Set task: With the images removed, repeat the data below exactly.

________________________________________

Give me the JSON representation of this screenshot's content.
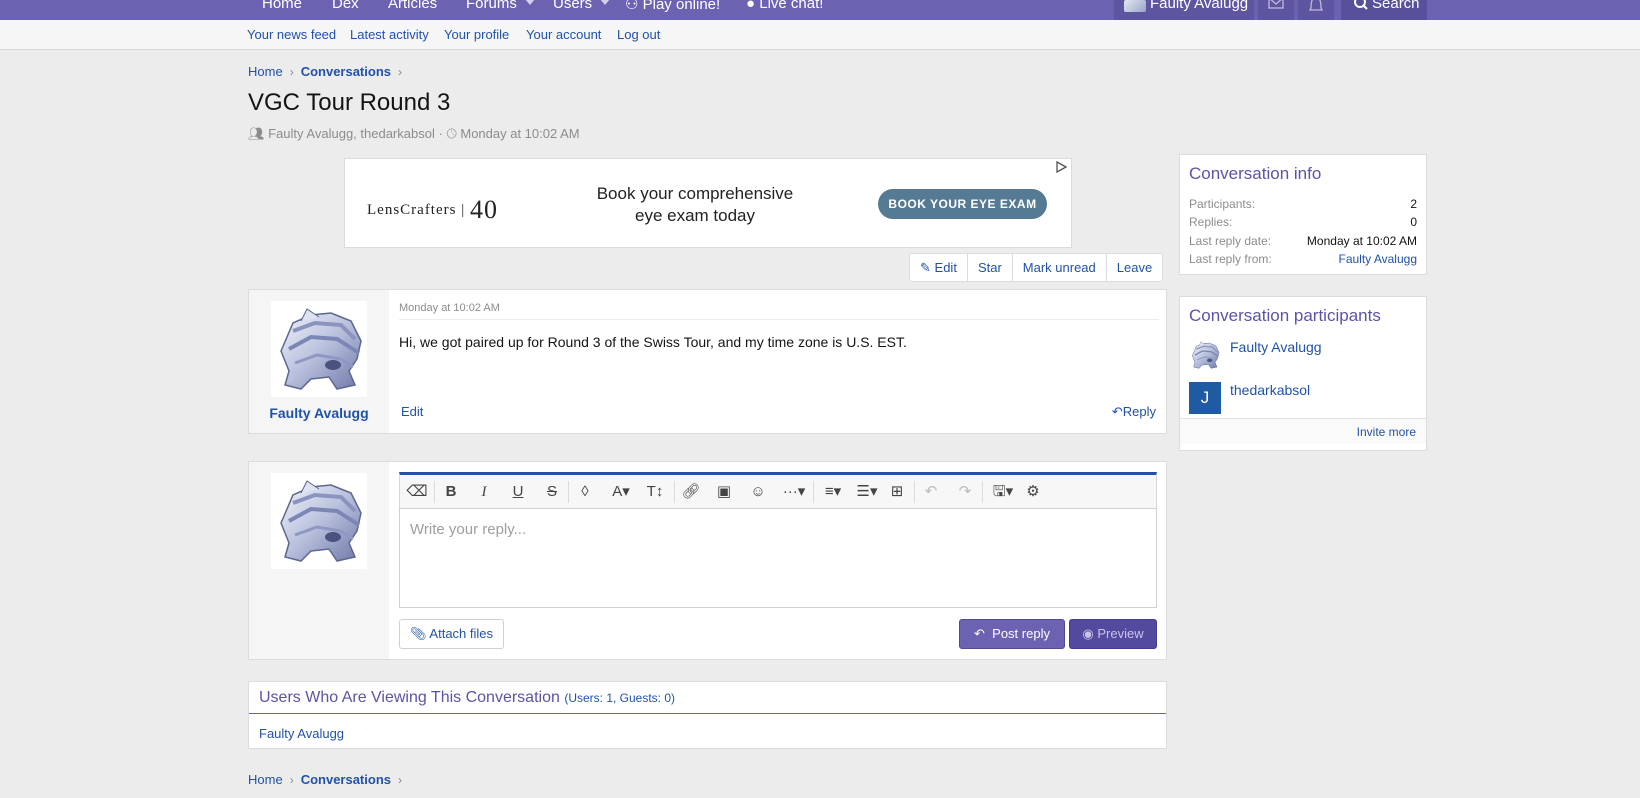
{
  "topnav": {
    "items": [
      "Home",
      "Dex",
      "Articles",
      "Forums",
      "Users",
      "Play online!",
      "Live chat!"
    ],
    "account": "Faulty Avalugg",
    "search": "Search"
  },
  "subnav": [
    "Your news feed",
    "Latest activity",
    "Your profile",
    "Your account",
    "Log out"
  ],
  "breadcrumb": {
    "home": "Home",
    "current": "Conversations"
  },
  "page": {
    "title": "VGC Tour Round 3",
    "participants_meta": "Faulty Avalugg, thedarkabsol",
    "date_meta": "Monday at 10:02 AM"
  },
  "ad": {
    "logo_text": "LensCrafters",
    "logo_num": "40",
    "copy_line1": "Book your comprehensive",
    "copy_line2": "eye exam today",
    "cta": "BOOK YOUR EYE EXAM"
  },
  "actions": {
    "edit": "Edit",
    "star": "Star",
    "mark_unread": "Mark unread",
    "leave": "Leave"
  },
  "message": {
    "author": "Faulty Avalugg",
    "date": "Monday at 10:02 AM",
    "body": "Hi, we got paired up for Round 3 of the Swiss Tour, and my time zone is U.S. EST.",
    "edit": "Edit",
    "reply": "Reply"
  },
  "editor": {
    "placeholder": "Write your reply...",
    "attach": "Attach files",
    "post": "Post reply",
    "preview": "Preview"
  },
  "viewers": {
    "heading": "Users Who Are Viewing This Conversation",
    "counts": "(Users: 1, Guests: 0)",
    "user": "Faulty Avalugg"
  },
  "conv_info": {
    "title": "Conversation info",
    "rows": [
      {
        "label": "Participants:",
        "value": "2"
      },
      {
        "label": "Replies:",
        "value": "0"
      },
      {
        "label": "Last reply date:",
        "value": "Monday at 10:02 AM"
      },
      {
        "label": "Last reply from:",
        "value": "Faulty Avalugg"
      }
    ]
  },
  "conv_participants": {
    "title": "Conversation participants",
    "users": [
      {
        "name": "Faulty Avalugg"
      },
      {
        "name": "thedarkabsol",
        "initial": "J"
      }
    ],
    "invite": "Invite more"
  },
  "colors": {
    "nav": "#6b62b1",
    "link": "#2152a8",
    "heading": "#5b54a5",
    "cta": "#557a93",
    "initial_avatar": "#1f5ba3"
  }
}
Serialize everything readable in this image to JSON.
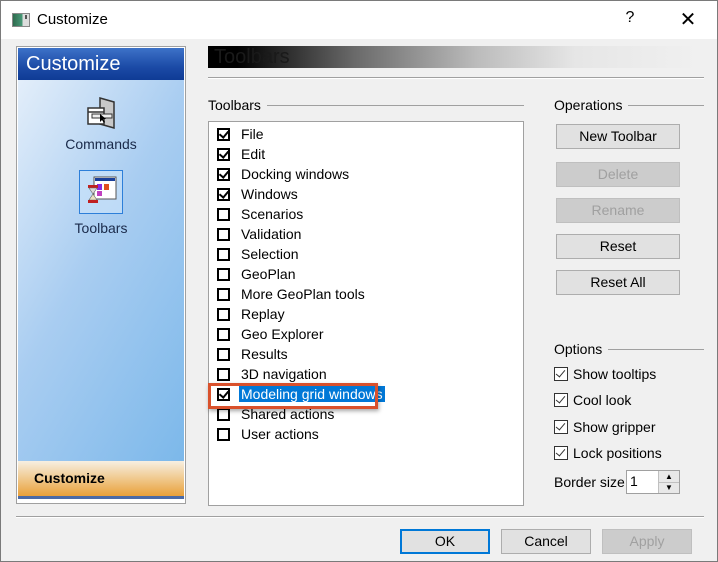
{
  "window": {
    "title": "Customize",
    "help_label": "?",
    "close_label": "✕",
    "app_icon": "window-icon"
  },
  "sidebar": {
    "header": "Customize",
    "items": [
      {
        "label": "Commands",
        "icon": "commands-icon",
        "selected": false
      },
      {
        "label": "Toolbars",
        "icon": "toolbars-icon",
        "selected": true
      }
    ],
    "footer": "Customize"
  },
  "banner": {
    "title": "Toolbars"
  },
  "toolbars_group": {
    "label": "Toolbars",
    "items": [
      {
        "label": "File",
        "checked": true
      },
      {
        "label": "Edit",
        "checked": true
      },
      {
        "label": "Docking windows",
        "checked": true
      },
      {
        "label": "Windows",
        "checked": true
      },
      {
        "label": "Scenarios",
        "checked": false
      },
      {
        "label": "Validation",
        "checked": false
      },
      {
        "label": "Selection",
        "checked": false
      },
      {
        "label": "GeoPlan",
        "checked": false
      },
      {
        "label": "More GeoPlan tools",
        "checked": false
      },
      {
        "label": "Replay",
        "checked": false
      },
      {
        "label": "Geo Explorer",
        "checked": false
      },
      {
        "label": "Results",
        "checked": false
      },
      {
        "label": "3D navigation",
        "checked": false
      },
      {
        "label": "Modeling grid windows",
        "checked": true,
        "selected": true
      },
      {
        "label": "Shared actions",
        "checked": false
      },
      {
        "label": "User actions",
        "checked": false
      }
    ]
  },
  "operations": {
    "label": "Operations",
    "buttons": [
      {
        "label": "New Toolbar",
        "enabled": true
      },
      {
        "label": "Delete",
        "enabled": false
      },
      {
        "label": "Rename",
        "enabled": false
      },
      {
        "label": "Reset",
        "enabled": true
      },
      {
        "label": "Reset All",
        "enabled": true
      }
    ]
  },
  "options": {
    "label": "Options",
    "checkboxes": [
      {
        "label": "Show tooltips",
        "checked": true
      },
      {
        "label": "Cool look",
        "checked": true
      },
      {
        "label": "Show gripper",
        "checked": true
      },
      {
        "label": "Lock positions",
        "checked": true
      }
    ],
    "border_size_label": "Border size",
    "border_size_value": "1"
  },
  "footer": {
    "ok": "OK",
    "cancel": "Cancel",
    "apply": "Apply"
  },
  "colors": {
    "selection": "#0078d7",
    "highlight_box": "#d9512c",
    "sidebar_header": "#1b4aa6",
    "sidebar_footer": "#e9a03a"
  }
}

________________________________________

Full response:
Give me the JSON representation of this screenshot's content.
{
  "topnav": {
    "items": [
      "Home",
      "Dex",
      "Articles",
      "Forums",
      "Users",
      "Play online!",
      "Live chat!"
    ],
    "account": "Faulty Avalugg",
    "search": "Search"
  },
  "subnav": [
    "Your news feed",
    "Latest activity",
    "Your profile",
    "Your account",
    "Log out"
  ],
  "breadcrumb": {
    "home": "Home",
    "current": "Conversations"
  },
  "page": {
    "title": "VGC Tour Round 3",
    "participants_meta": "Faulty Avalugg, thedarkabsol",
    "date_meta": "Monday at 10:02 AM"
  },
  "ad": {
    "logo_text": "LensCrafters",
    "logo_num": "40",
    "copy_line1": "Book your comprehensive",
    "copy_line2": "eye exam today",
    "cta": "BOOK YOUR EYE EXAM"
  },
  "actions": {
    "edit": "Edit",
    "star": "Star",
    "mark_unread": "Mark unread",
    "leave": "Leave"
  },
  "message": {
    "author": "Faulty Avalugg",
    "date": "Monday at 10:02 AM",
    "body": "Hi, we got paired up for Round 3 of the Swiss Tour, and my time zone is U.S. EST.",
    "edit": "Edit",
    "reply": "Reply"
  },
  "editor": {
    "placeholder": "Write your reply...",
    "attach": "Attach files",
    "post": "Post reply",
    "preview": "Preview"
  },
  "viewers": {
    "heading": "Users Who Are Viewing This Conversation",
    "counts": "(Users: 1, Guests: 0)",
    "user": "Faulty Avalugg"
  },
  "conv_info": {
    "title": "Conversation info",
    "rows": [
      {
        "label": "Participants:",
        "value": "2"
      },
      {
        "label": "Replies:",
        "value": "0"
      },
      {
        "label": "Last reply date:",
        "value": "Monday at 10:02 AM"
      },
      {
        "label": "Last reply from:",
        "value": "Faulty Avalugg"
      }
    ]
  },
  "conv_participants": {
    "title": "Conversation participants",
    "users": [
      {
        "name": "Faulty Avalugg"
      },
      {
        "name": "thedarkabsol",
        "initial": "J"
      }
    ],
    "invite": "Invite more"
  },
  "colors": {
    "nav": "#6b62b1",
    "link": "#2152a8",
    "heading": "#5b54a5",
    "cta": "#557a93",
    "initial_avatar": "#1f5ba3"
  }
}
Serialize everything readable in this image to JSON.
{
  "window": {
    "title": "Customize",
    "help_label": "?",
    "close_label": "✕",
    "app_icon": "window-icon"
  },
  "sidebar": {
    "header": "Customize",
    "items": [
      {
        "label": "Commands",
        "icon": "commands-icon",
        "selected": false
      },
      {
        "label": "Toolbars",
        "icon": "toolbars-icon",
        "selected": true
      }
    ],
    "footer": "Customize"
  },
  "banner": {
    "title": "Toolbars"
  },
  "toolbars_group": {
    "label": "Toolbars",
    "items": [
      {
        "label": "File",
        "checked": true
      },
      {
        "label": "Edit",
        "checked": true
      },
      {
        "label": "Docking windows",
        "checked": true
      },
      {
        "label": "Windows",
        "checked": true
      },
      {
        "label": "Scenarios",
        "checked": false
      },
      {
        "label": "Validation",
        "checked": false
      },
      {
        "label": "Selection",
        "checked": false
      },
      {
        "label": "GeoPlan",
        "checked": false
      },
      {
        "label": "More GeoPlan tools",
        "checked": false
      },
      {
        "label": "Replay",
        "checked": false
      },
      {
        "label": "Geo Explorer",
        "checked": false
      },
      {
        "label": "Results",
        "checked": false
      },
      {
        "label": "3D navigation",
        "checked": false
      },
      {
        "label": "Modeling grid windows",
        "checked": true,
        "selected": true
      },
      {
        "label": "Shared actions",
        "checked": false
      },
      {
        "label": "User actions",
        "checked": false
      }
    ]
  },
  "operations": {
    "label": "Operations",
    "buttons": [
      {
        "label": "New Toolbar",
        "enabled": true
      },
      {
        "label": "Delete",
        "enabled": false
      },
      {
        "label": "Rename",
        "enabled": false
      },
      {
        "label": "Reset",
        "enabled": true
      },
      {
        "label": "Reset All",
        "enabled": true
      }
    ]
  },
  "options": {
    "label": "Options",
    "checkboxes": [
      {
        "label": "Show tooltips",
        "checked": true
      },
      {
        "label": "Cool look",
        "checked": true
      },
      {
        "label": "Show gripper",
        "checked": true
      },
      {
        "label": "Lock positions",
        "checked": true
      }
    ],
    "border_size_label": "Border size",
    "border_size_value": "1"
  },
  "footer": {
    "ok": "OK",
    "cancel": "Cancel",
    "apply": "Apply"
  },
  "colors": {
    "selection": "#0078d7",
    "highlight_box": "#d9512c",
    "sidebar_header": "#1b4aa6",
    "sidebar_footer": "#e9a03a"
  }
}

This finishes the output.